*Requirements:*
Every record below should be written out exactly; pictures stay out.

*Extracted data:*

──────────────────────────────

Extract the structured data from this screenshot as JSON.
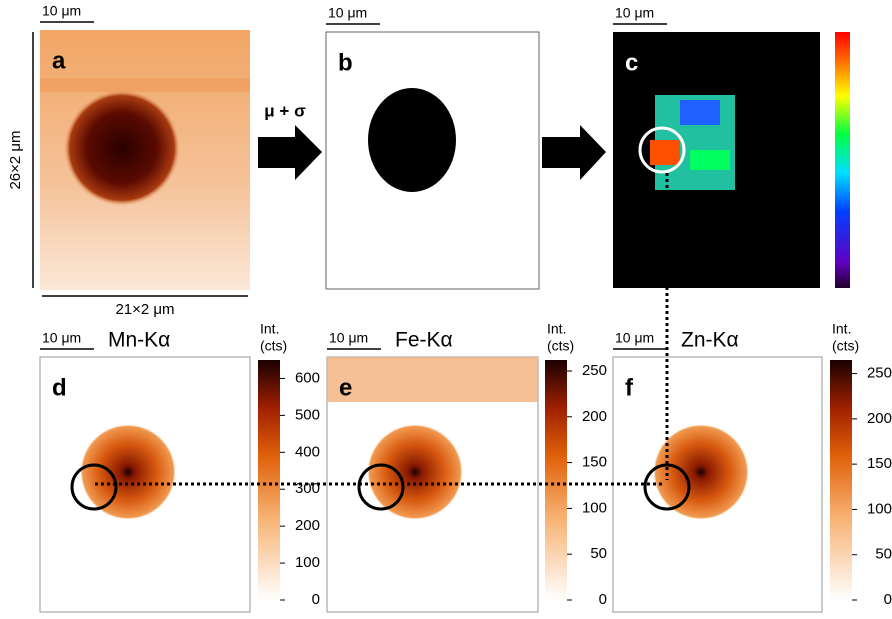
{
  "arrow_label": "μ + σ",
  "panels": [
    {
      "label": "a",
      "scale_bar": "10 μm",
      "y_dimension": "26×2 μm",
      "x_dimension": "21×2 μm"
    },
    {
      "label": "b",
      "scale_bar": "10 μm"
    },
    {
      "label": "c",
      "scale_bar": "10 μm"
    },
    {
      "label": "d",
      "scale_bar": "10 μm",
      "title": "Mn-Kα",
      "colorbar": {
        "title_lines": [
          "Int.",
          "(cts)"
        ],
        "lim": [
          0,
          650
        ],
        "ticks": [
          0,
          100,
          200,
          300,
          400,
          500,
          600
        ]
      }
    },
    {
      "label": "e",
      "scale_bar": "10 μm",
      "title": "Fe-Kα",
      "colorbar": {
        "title_lines": [
          "Int.",
          "(cts)"
        ],
        "lim": [
          0,
          262
        ],
        "ticks": [
          0,
          50,
          100,
          150,
          200,
          250
        ]
      }
    },
    {
      "label": "f",
      "scale_bar": "10 μm",
      "title": "Zn-Kα",
      "colorbar": {
        "title_lines": [
          "Int.",
          "(cts)"
        ],
        "lim": [
          0,
          265
        ],
        "ticks": [
          0,
          50,
          100,
          150,
          200,
          250
        ]
      }
    }
  ]
}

──────────────────────────────

*Exercise result:*
Extract the structured data from this screenshot as JSON.
{
  "arrow_label": "μ + σ",
  "panels": [
    {
      "label": "a",
      "scale_bar": "10 μm",
      "y_dimension": "26×2 μm",
      "x_dimension": "21×2 μm"
    },
    {
      "label": "b",
      "scale_bar": "10 μm"
    },
    {
      "label": "c",
      "scale_bar": "10 μm"
    },
    {
      "label": "d",
      "scale_bar": "10 μm",
      "title": "Mn-Kα",
      "colorbar": {
        "title_lines": [
          "Int.",
          "(cts)"
        ],
        "lim": [
          0,
          650
        ],
        "ticks": [
          0,
          100,
          200,
          300,
          400,
          500,
          600
        ]
      }
    },
    {
      "label": "e",
      "scale_bar": "10 μm",
      "title": "Fe-Kα",
      "colorbar": {
        "title_lines": [
          "Int.",
          "(cts)"
        ],
        "lim": [
          0,
          262
        ],
        "ticks": [
          0,
          50,
          100,
          150,
          200,
          250
        ]
      }
    },
    {
      "label": "f",
      "scale_bar": "10 μm",
      "title": "Zn-Kα",
      "colorbar": {
        "title_lines": [
          "Int.",
          "(cts)"
        ],
        "lim": [
          0,
          265
        ],
        "ticks": [
          0,
          50,
          100,
          150,
          200,
          250
        ]
      }
    }
  ]
}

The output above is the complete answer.